WHAT THIS TASK INVOLVES =>
Give an exact transcription of every line, dropping the images.

RECORDS SHOWN =>
☆ ☆ ☆ ☆ ☆ ☆ ☆

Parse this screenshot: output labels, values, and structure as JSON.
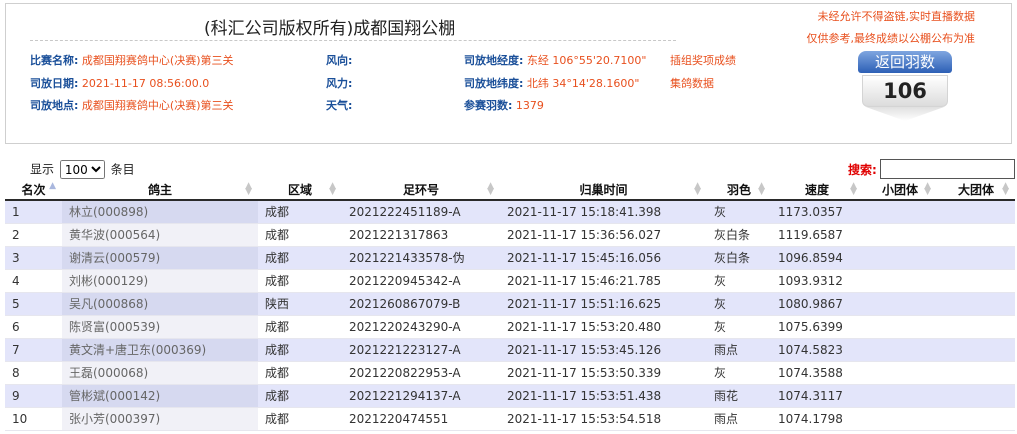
{
  "header": {
    "title": "(科汇公司版权所有)成都国翔公棚",
    "notice_line1": "未经允许不得盗链,实时直播数据",
    "notice_line2": "仅供参考,最终成绩以公棚公布为准"
  },
  "info": {
    "race_name_label": "比赛名称:",
    "race_name": "成都国翔赛鸽中心(决赛)第三关",
    "release_date_label": "司放日期:",
    "release_date": "2021-11-17 08:56:00.0",
    "release_place_label": "司放地点:",
    "release_place": "成都国翔赛鸽中心(决赛)第三关",
    "wind_dir_label": "风向:",
    "wind_force_label": "风力:",
    "weather_label": "天气:",
    "longitude_label": "司放地经度:",
    "longitude": "东经 106°55'20.7100\"",
    "latitude_label": "司放地纬度:",
    "latitude": "北纬 34°14'28.1600\"",
    "count_label": "参赛羽数:",
    "count": "1379",
    "link_group_results": "插组奖项成绩",
    "link_pigeon_data": "集鸽数据"
  },
  "badge": {
    "label": "返回羽数",
    "value": "106"
  },
  "controls": {
    "show_prefix": "显示",
    "page_size": "100",
    "show_suffix": "条目",
    "search_label": "搜索:",
    "search_value": ""
  },
  "table": {
    "columns": [
      "名次",
      "鸽主",
      "区域",
      "足环号",
      "归巢时间",
      "羽色",
      "速度",
      "小团体",
      "大团体"
    ],
    "rows": [
      [
        "1",
        "林立(000898)",
        "成都",
        "2021222451189-A",
        "2021-11-17 15:18:41.398",
        "灰",
        "1173.0357",
        "",
        ""
      ],
      [
        "2",
        "黄华波(000564)",
        "成都",
        "2021221317863",
        "2021-11-17 15:36:56.027",
        "灰白条",
        "1119.6587",
        "",
        ""
      ],
      [
        "3",
        "谢清云(000579)",
        "成都",
        "2021221433578-伪",
        "2021-11-17 15:45:16.056",
        "灰白条",
        "1096.8594",
        "",
        ""
      ],
      [
        "4",
        "刘彬(000129)",
        "成都",
        "2021220945342-A",
        "2021-11-17 15:46:21.785",
        "灰",
        "1093.9312",
        "",
        ""
      ],
      [
        "5",
        "吴凡(000868)",
        "陕西",
        "2021260867079-B",
        "2021-11-17 15:51:16.625",
        "灰",
        "1080.9867",
        "",
        ""
      ],
      [
        "6",
        "陈贤富(000539)",
        "成都",
        "2021220243290-A",
        "2021-11-17 15:53:20.480",
        "灰",
        "1075.6399",
        "",
        ""
      ],
      [
        "7",
        "黄文清+唐卫东(000369)",
        "成都",
        "2021221223127-A",
        "2021-11-17 15:53:45.126",
        "雨点",
        "1074.5823",
        "",
        ""
      ],
      [
        "8",
        "王磊(000068)",
        "成都",
        "2021220822953-A",
        "2021-11-17 15:53:50.339",
        "灰",
        "1074.3588",
        "",
        ""
      ],
      [
        "9",
        "管彬斌(000142)",
        "成都",
        "2021221294137-A",
        "2021-11-17 15:53:51.438",
        "雨花",
        "1074.3117",
        "",
        ""
      ],
      [
        "10",
        "张小芳(000397)",
        "成都",
        "2021220474551",
        "2021-11-17 15:53:54.518",
        "雨点",
        "1074.1798",
        "",
        ""
      ]
    ]
  }
}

☆ ☆ ☆ ☆ ☆ ☆ ☆

FINISHED ANSWER =>
Parse this screenshot: output labels, values, and structure as JSON.
{
  "header": {
    "title": "(科汇公司版权所有)成都国翔公棚",
    "notice_line1": "未经允许不得盗链,实时直播数据",
    "notice_line2": "仅供参考,最终成绩以公棚公布为准"
  },
  "info": {
    "race_name_label": "比赛名称:",
    "race_name": "成都国翔赛鸽中心(决赛)第三关",
    "release_date_label": "司放日期:",
    "release_date": "2021-11-17 08:56:00.0",
    "release_place_label": "司放地点:",
    "release_place": "成都国翔赛鸽中心(决赛)第三关",
    "wind_dir_label": "风向:",
    "wind_force_label": "风力:",
    "weather_label": "天气:",
    "longitude_label": "司放地经度:",
    "longitude": "东经 106°55'20.7100\"",
    "latitude_label": "司放地纬度:",
    "latitude": "北纬 34°14'28.1600\"",
    "count_label": "参赛羽数:",
    "count": "1379",
    "link_group_results": "插组奖项成绩",
    "link_pigeon_data": "集鸽数据"
  },
  "badge": {
    "label": "返回羽数",
    "value": "106"
  },
  "controls": {
    "show_prefix": "显示",
    "page_size": "100",
    "show_suffix": "条目",
    "search_label": "搜索:",
    "search_value": ""
  },
  "table": {
    "columns": [
      "名次",
      "鸽主",
      "区域",
      "足环号",
      "归巢时间",
      "羽色",
      "速度",
      "小团体",
      "大团体"
    ],
    "rows": [
      [
        "1",
        "林立(000898)",
        "成都",
        "2021222451189-A",
        "2021-11-17 15:18:41.398",
        "灰",
        "1173.0357",
        "",
        ""
      ],
      [
        "2",
        "黄华波(000564)",
        "成都",
        "2021221317863",
        "2021-11-17 15:36:56.027",
        "灰白条",
        "1119.6587",
        "",
        ""
      ],
      [
        "3",
        "谢清云(000579)",
        "成都",
        "2021221433578-伪",
        "2021-11-17 15:45:16.056",
        "灰白条",
        "1096.8594",
        "",
        ""
      ],
      [
        "4",
        "刘彬(000129)",
        "成都",
        "2021220945342-A",
        "2021-11-17 15:46:21.785",
        "灰",
        "1093.9312",
        "",
        ""
      ],
      [
        "5",
        "吴凡(000868)",
        "陕西",
        "2021260867079-B",
        "2021-11-17 15:51:16.625",
        "灰",
        "1080.9867",
        "",
        ""
      ],
      [
        "6",
        "陈贤富(000539)",
        "成都",
        "2021220243290-A",
        "2021-11-17 15:53:20.480",
        "灰",
        "1075.6399",
        "",
        ""
      ],
      [
        "7",
        "黄文清+唐卫东(000369)",
        "成都",
        "2021221223127-A",
        "2021-11-17 15:53:45.126",
        "雨点",
        "1074.5823",
        "",
        ""
      ],
      [
        "8",
        "王磊(000068)",
        "成都",
        "2021220822953-A",
        "2021-11-17 15:53:50.339",
        "灰",
        "1074.3588",
        "",
        ""
      ],
      [
        "9",
        "管彬斌(000142)",
        "成都",
        "2021221294137-A",
        "2021-11-17 15:53:51.438",
        "雨花",
        "1074.3117",
        "",
        ""
      ],
      [
        "10",
        "张小芳(000397)",
        "成都",
        "2021220474551",
        "2021-11-17 15:53:54.518",
        "雨点",
        "1074.1798",
        "",
        ""
      ]
    ]
  }
}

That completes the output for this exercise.